What is expected:
Retype all material exactly. Pictures stay out of the copy.

==== Input material ====

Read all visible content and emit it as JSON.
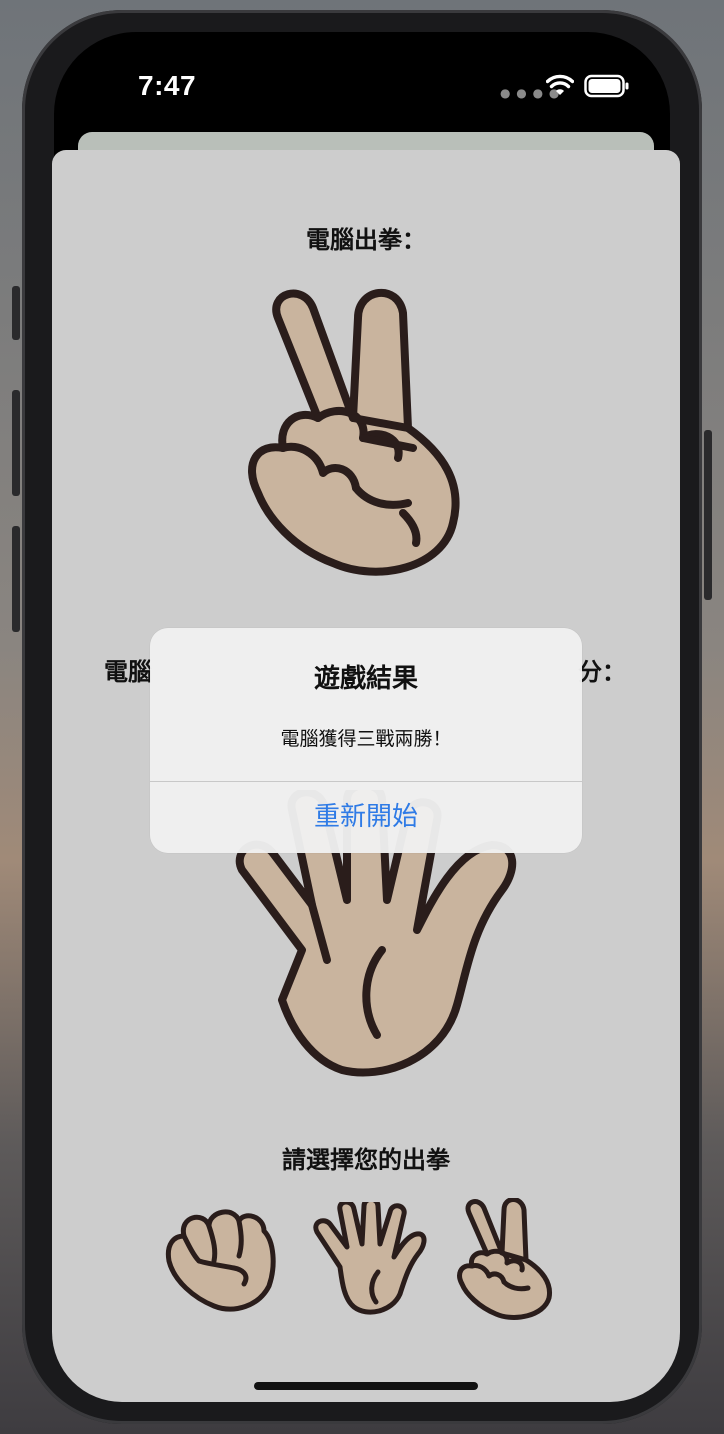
{
  "status_bar": {
    "time": "7:47",
    "wifi_icon": "wifi-icon",
    "battery_icon": "battery-icon"
  },
  "game": {
    "computer_label": "電腦出拳：",
    "computer_choice_icon": "scissors-hand-icon",
    "score_left_label": "電腦",
    "score_right_label": "分：",
    "player_choice_icon": "paper-hand-icon",
    "prompt_label": "請選擇您的出拳",
    "options": [
      {
        "icon": "rock-hand-icon"
      },
      {
        "icon": "paper-hand-icon"
      },
      {
        "icon": "scissors-hand-icon"
      }
    ]
  },
  "alert": {
    "title": "遊戲結果",
    "message": "電腦獲得三戰兩勝！",
    "button_label": "重新開始"
  },
  "colors": {
    "accent": "#2f7be6",
    "skin": "#c9b49e",
    "outline": "#2a1d1b",
    "sheet": "#cdcdcd"
  }
}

====

Task answer:
Read all visible content and emit it as JSON.
{
  "status_bar": {
    "time": "7:47",
    "wifi_icon": "wifi-icon",
    "battery_icon": "battery-icon"
  },
  "game": {
    "computer_label": "電腦出拳：",
    "computer_choice_icon": "scissors-hand-icon",
    "score_left_label": "電腦",
    "score_right_label": "分：",
    "player_choice_icon": "paper-hand-icon",
    "prompt_label": "請選擇您的出拳",
    "options": [
      {
        "icon": "rock-hand-icon"
      },
      {
        "icon": "paper-hand-icon"
      },
      {
        "icon": "scissors-hand-icon"
      }
    ]
  },
  "alert": {
    "title": "遊戲結果",
    "message": "電腦獲得三戰兩勝！",
    "button_label": "重新開始"
  },
  "colors": {
    "accent": "#2f7be6",
    "skin": "#c9b49e",
    "outline": "#2a1d1b",
    "sheet": "#cdcdcd"
  }
}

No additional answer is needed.